Return the full listing exactly as it is written.

-- BEGIN Records for processing --

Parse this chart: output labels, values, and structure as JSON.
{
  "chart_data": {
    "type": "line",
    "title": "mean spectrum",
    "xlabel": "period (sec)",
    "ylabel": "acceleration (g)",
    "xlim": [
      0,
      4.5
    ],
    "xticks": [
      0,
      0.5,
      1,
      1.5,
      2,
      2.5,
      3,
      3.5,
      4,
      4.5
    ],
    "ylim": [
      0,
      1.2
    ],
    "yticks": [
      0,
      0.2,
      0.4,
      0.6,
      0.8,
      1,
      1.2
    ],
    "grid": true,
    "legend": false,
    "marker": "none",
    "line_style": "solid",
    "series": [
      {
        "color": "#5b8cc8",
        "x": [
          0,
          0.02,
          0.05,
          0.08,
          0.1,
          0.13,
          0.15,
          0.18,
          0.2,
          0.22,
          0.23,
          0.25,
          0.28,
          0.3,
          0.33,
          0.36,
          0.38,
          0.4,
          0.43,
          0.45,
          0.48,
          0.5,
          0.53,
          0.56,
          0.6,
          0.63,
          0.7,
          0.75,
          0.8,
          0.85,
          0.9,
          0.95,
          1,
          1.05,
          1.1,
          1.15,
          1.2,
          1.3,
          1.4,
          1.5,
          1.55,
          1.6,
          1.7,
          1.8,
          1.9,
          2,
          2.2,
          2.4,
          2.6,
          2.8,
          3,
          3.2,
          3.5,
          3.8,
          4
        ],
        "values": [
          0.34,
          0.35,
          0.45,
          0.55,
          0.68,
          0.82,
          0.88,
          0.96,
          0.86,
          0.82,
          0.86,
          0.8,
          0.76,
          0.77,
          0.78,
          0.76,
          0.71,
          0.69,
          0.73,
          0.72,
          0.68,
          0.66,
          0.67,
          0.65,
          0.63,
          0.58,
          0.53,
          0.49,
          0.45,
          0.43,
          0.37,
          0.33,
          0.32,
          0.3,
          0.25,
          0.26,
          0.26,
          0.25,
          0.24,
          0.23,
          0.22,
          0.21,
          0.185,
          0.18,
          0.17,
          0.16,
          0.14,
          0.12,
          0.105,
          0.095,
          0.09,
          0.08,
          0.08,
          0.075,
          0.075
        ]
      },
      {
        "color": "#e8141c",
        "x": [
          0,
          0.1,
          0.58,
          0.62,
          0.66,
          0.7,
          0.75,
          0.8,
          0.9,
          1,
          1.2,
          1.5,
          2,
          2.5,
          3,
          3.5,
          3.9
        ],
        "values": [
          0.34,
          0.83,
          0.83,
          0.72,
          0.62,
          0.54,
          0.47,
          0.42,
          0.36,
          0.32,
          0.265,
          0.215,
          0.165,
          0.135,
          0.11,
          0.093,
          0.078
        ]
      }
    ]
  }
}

-- END Records for processing --

— Solved problem —
Parse this chart: output labels, values, and structure as JSON.
{
  "chart_data": {
    "type": "line",
    "title": "mean spectrum",
    "xlabel": "period (sec)",
    "ylabel": "acceleration (g)",
    "xlim": [
      0,
      4.5
    ],
    "xticks": [
      0,
      0.5,
      1,
      1.5,
      2,
      2.5,
      3,
      3.5,
      4,
      4.5
    ],
    "ylim": [
      0,
      1.2
    ],
    "yticks": [
      0,
      0.2,
      0.4,
      0.6,
      0.8,
      1,
      1.2
    ],
    "grid": true,
    "legend": false,
    "marker": "none",
    "line_style": "solid",
    "series": [
      {
        "color": "#5b8cc8",
        "x": [
          0,
          0.02,
          0.05,
          0.08,
          0.1,
          0.13,
          0.15,
          0.18,
          0.2,
          0.22,
          0.23,
          0.25,
          0.28,
          0.3,
          0.33,
          0.36,
          0.38,
          0.4,
          0.43,
          0.45,
          0.48,
          0.5,
          0.53,
          0.56,
          0.6,
          0.63,
          0.7,
          0.75,
          0.8,
          0.85,
          0.9,
          0.95,
          1,
          1.05,
          1.1,
          1.15,
          1.2,
          1.3,
          1.4,
          1.5,
          1.55,
          1.6,
          1.7,
          1.8,
          1.9,
          2,
          2.2,
          2.4,
          2.6,
          2.8,
          3,
          3.2,
          3.5,
          3.8,
          4
        ],
        "values": [
          0.34,
          0.35,
          0.45,
          0.55,
          0.68,
          0.82,
          0.88,
          0.96,
          0.86,
          0.82,
          0.86,
          0.8,
          0.76,
          0.77,
          0.78,
          0.76,
          0.71,
          0.69,
          0.73,
          0.72,
          0.68,
          0.66,
          0.67,
          0.65,
          0.63,
          0.58,
          0.53,
          0.49,
          0.45,
          0.43,
          0.37,
          0.33,
          0.32,
          0.3,
          0.25,
          0.26,
          0.26,
          0.25,
          0.24,
          0.23,
          0.22,
          0.21,
          0.185,
          0.18,
          0.17,
          0.16,
          0.14,
          0.12,
          0.105,
          0.095,
          0.09,
          0.08,
          0.08,
          0.075,
          0.075
        ]
      },
      {
        "color": "#e8141c",
        "x": [
          0,
          0.1,
          0.58,
          0.62,
          0.66,
          0.7,
          0.75,
          0.8,
          0.9,
          1,
          1.2,
          1.5,
          2,
          2.5,
          3,
          3.5,
          3.9
        ],
        "values": [
          0.34,
          0.83,
          0.83,
          0.72,
          0.62,
          0.54,
          0.47,
          0.42,
          0.36,
          0.32,
          0.265,
          0.215,
          0.165,
          0.135,
          0.11,
          0.093,
          0.078
        ]
      }
    ]
  }
}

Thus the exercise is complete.